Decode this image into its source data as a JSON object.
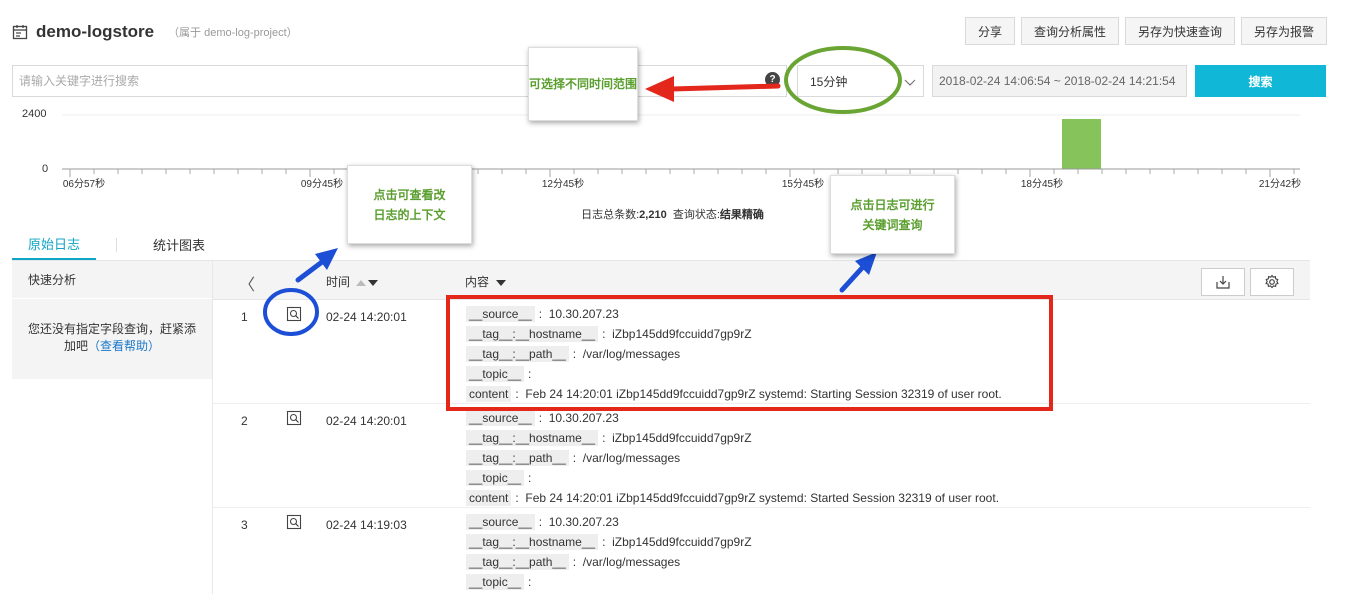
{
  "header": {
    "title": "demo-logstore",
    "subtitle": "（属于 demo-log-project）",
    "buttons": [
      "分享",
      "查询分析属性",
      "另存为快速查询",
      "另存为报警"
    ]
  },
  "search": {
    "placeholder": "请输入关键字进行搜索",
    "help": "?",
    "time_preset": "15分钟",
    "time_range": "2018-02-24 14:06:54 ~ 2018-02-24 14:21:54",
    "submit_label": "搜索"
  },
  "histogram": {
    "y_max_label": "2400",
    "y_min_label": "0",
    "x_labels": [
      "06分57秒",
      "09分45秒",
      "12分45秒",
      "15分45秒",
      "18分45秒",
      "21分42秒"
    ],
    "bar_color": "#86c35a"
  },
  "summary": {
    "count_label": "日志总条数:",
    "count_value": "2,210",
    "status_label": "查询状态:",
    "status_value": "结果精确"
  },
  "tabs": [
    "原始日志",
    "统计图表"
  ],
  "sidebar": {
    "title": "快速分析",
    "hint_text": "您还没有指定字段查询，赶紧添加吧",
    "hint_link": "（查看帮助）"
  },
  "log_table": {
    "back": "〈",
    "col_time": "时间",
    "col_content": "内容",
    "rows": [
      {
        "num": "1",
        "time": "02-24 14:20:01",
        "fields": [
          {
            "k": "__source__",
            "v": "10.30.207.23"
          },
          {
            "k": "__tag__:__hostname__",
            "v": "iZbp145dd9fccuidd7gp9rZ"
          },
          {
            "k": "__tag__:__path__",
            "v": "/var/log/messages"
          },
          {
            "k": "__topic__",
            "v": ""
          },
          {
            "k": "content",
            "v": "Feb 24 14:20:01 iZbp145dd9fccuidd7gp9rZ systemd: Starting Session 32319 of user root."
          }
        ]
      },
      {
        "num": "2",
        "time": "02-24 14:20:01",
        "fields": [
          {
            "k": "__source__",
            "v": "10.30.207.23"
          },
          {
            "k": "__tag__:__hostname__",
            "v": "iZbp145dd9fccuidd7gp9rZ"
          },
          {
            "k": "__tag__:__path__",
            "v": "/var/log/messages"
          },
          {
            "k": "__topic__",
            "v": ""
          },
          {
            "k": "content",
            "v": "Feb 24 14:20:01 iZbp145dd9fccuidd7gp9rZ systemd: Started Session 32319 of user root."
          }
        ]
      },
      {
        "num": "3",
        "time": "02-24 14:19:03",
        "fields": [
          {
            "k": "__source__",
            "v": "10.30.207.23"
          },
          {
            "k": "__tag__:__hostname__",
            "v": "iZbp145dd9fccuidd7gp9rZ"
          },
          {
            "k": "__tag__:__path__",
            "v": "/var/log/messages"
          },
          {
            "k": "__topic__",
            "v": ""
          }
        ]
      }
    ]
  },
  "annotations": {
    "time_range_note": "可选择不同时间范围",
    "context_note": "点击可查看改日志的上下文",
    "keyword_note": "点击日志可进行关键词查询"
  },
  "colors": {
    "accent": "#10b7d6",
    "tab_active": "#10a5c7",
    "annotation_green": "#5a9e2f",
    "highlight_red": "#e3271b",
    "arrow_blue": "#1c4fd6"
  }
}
══════════════════════════════
[The exercise] Give every line above again exactly, with no pictures.

[Solution for this exercise]
Decode this image into its source data as a JSON object.
{
  "header": {
    "title": "demo-logstore",
    "subtitle": "（属于 demo-log-project）",
    "buttons": [
      "分享",
      "查询分析属性",
      "另存为快速查询",
      "另存为报警"
    ]
  },
  "search": {
    "placeholder": "请输入关键字进行搜索",
    "help": "?",
    "time_preset": "15分钟",
    "time_range": "2018-02-24 14:06:54 ~ 2018-02-24 14:21:54",
    "submit_label": "搜索"
  },
  "histogram": {
    "y_max_label": "2400",
    "y_min_label": "0",
    "x_labels": [
      "06分57秒",
      "09分45秒",
      "12分45秒",
      "15分45秒",
      "18分45秒",
      "21分42秒"
    ],
    "bar_color": "#86c35a"
  },
  "summary": {
    "count_label": "日志总条数:",
    "count_value": "2,210",
    "status_label": "查询状态:",
    "status_value": "结果精确"
  },
  "tabs": [
    "原始日志",
    "统计图表"
  ],
  "sidebar": {
    "title": "快速分析",
    "hint_text": "您还没有指定字段查询，赶紧添加吧",
    "hint_link": "（查看帮助）"
  },
  "log_table": {
    "back": "〈",
    "col_time": "时间",
    "col_content": "内容",
    "rows": [
      {
        "num": "1",
        "time": "02-24 14:20:01",
        "fields": [
          {
            "k": "__source__",
            "v": "10.30.207.23"
          },
          {
            "k": "__tag__:__hostname__",
            "v": "iZbp145dd9fccuidd7gp9rZ"
          },
          {
            "k": "__tag__:__path__",
            "v": "/var/log/messages"
          },
          {
            "k": "__topic__",
            "v": ""
          },
          {
            "k": "content",
            "v": "Feb 24 14:20:01 iZbp145dd9fccuidd7gp9rZ systemd: Starting Session 32319 of user root."
          }
        ]
      },
      {
        "num": "2",
        "time": "02-24 14:20:01",
        "fields": [
          {
            "k": "__source__",
            "v": "10.30.207.23"
          },
          {
            "k": "__tag__:__hostname__",
            "v": "iZbp145dd9fccuidd7gp9rZ"
          },
          {
            "k": "__tag__:__path__",
            "v": "/var/log/messages"
          },
          {
            "k": "__topic__",
            "v": ""
          },
          {
            "k": "content",
            "v": "Feb 24 14:20:01 iZbp145dd9fccuidd7gp9rZ systemd: Started Session 32319 of user root."
          }
        ]
      },
      {
        "num": "3",
        "time": "02-24 14:19:03",
        "fields": [
          {
            "k": "__source__",
            "v": "10.30.207.23"
          },
          {
            "k": "__tag__:__hostname__",
            "v": "iZbp145dd9fccuidd7gp9rZ"
          },
          {
            "k": "__tag__:__path__",
            "v": "/var/log/messages"
          },
          {
            "k": "__topic__",
            "v": ""
          }
        ]
      }
    ]
  },
  "annotations": {
    "time_range_note": "可选择不同时间范围",
    "context_note": "点击可查看改日志的上下文",
    "keyword_note": "点击日志可进行关键词查询"
  },
  "colors": {
    "accent": "#10b7d6",
    "tab_active": "#10a5c7",
    "annotation_green": "#5a9e2f",
    "highlight_red": "#e3271b",
    "arrow_blue": "#1c4fd6"
  }
}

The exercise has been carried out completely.